Provided entries:
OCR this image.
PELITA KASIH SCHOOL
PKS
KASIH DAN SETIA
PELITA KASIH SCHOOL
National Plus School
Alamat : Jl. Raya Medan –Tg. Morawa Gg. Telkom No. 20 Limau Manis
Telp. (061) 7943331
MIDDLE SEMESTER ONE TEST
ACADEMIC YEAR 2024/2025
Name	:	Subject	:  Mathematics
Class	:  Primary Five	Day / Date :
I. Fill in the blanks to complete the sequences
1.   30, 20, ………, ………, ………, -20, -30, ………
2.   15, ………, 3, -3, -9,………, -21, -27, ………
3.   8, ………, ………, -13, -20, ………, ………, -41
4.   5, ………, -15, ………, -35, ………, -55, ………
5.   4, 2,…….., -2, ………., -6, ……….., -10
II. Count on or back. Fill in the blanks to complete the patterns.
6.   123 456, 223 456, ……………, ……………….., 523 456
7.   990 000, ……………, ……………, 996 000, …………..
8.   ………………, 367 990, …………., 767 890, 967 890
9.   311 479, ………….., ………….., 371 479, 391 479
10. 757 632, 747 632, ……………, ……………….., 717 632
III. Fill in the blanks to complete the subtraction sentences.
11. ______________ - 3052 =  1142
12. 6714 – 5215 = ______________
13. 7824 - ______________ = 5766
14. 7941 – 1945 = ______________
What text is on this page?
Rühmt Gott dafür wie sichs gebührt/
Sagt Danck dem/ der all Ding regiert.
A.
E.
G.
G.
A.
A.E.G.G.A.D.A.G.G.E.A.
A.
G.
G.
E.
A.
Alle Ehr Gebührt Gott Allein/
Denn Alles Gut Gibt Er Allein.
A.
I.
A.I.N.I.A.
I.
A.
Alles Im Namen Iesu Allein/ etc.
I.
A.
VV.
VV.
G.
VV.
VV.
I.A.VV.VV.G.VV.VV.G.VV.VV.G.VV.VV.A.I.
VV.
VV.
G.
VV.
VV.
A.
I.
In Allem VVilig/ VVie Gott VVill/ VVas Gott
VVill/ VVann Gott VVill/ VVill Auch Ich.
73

Set exercise: Transcribe the material above word for word.

Task output:
OCR this image.
PELITA KASIH SCHOOL
PKS
KASIH DAN SETIA
PELITA KASIH SCHOOL
National Plus School
Alamat : Jl. Raya Medan –Tg. Morawa Gg. Telkom No. 20 Limau Manis
Telp. (061) 7943331
MIDDLE SEMESTER ONE TEST
ACADEMIC YEAR 2024/2025
Name	:	Subject	:  Mathematics
Class	:  Primary Five	Day / Date :
I. Fill in the blanks to complete the sequences
1.   30, 20, ………, ………, ………, -20, -30, ………
2.   15, ………, 3, -3, -9,………, -21, -27, ………
3.   8, ………, ………, -13, -20, ………, ………, -41
4.   5, ………, -15, ………, -35, ………, -55, ………
5.   4, 2,…….., -2, ………., -6, ……….., -10
II. Count on or back. Fill in the blanks to complete the patterns.
6.   123 456, 223 456, ……………, ……………….., 523 456
7.   990 000, ……………, ……………, 996 000, …………..
8.   ………………, 367 990, …………., 767 890, 967 890
9.   311 479, ………….., ………….., 371 479, 391 479
10. 757 632, 747 632, ……………, ……………….., 717 632
III. Fill in the blanks to complete the subtraction sentences.
11. ______________ - 3052 =  1142
12. 6714 – 5215 = ______________
13. 7824 - ______________ = 5766
14. 7941 – 1945 = ______________
What text is on this page?
Rühmt Gott dafür wie sichs gebührt/
Sagt Danck dem/ der all Ding regiert.
A.
E.
G.
G.
A.
A.E.G.G.A.D.A.G.G.E.A.
A.
G.
G.
E.
A.
Alle Ehr Gebührt Gott Allein/
Denn Alles Gut Gibt Er Allein.
A.
I.
A.I.N.I.A.
I.
A.
Alles Im Namen Iesu Allein/ etc.
I.
A.
VV.
VV.
G.
VV.
VV.
I.A.VV.VV.G.VV.VV.G.VV.VV.G.VV.VV.A.I.
VV.
VV.
G.
VV.
VV.
A.
I.
In Allem VVilig/ VVie Gott VVill/ VVas Gott
VVill/ VVann Gott VVill/ VVill Auch Ich.
73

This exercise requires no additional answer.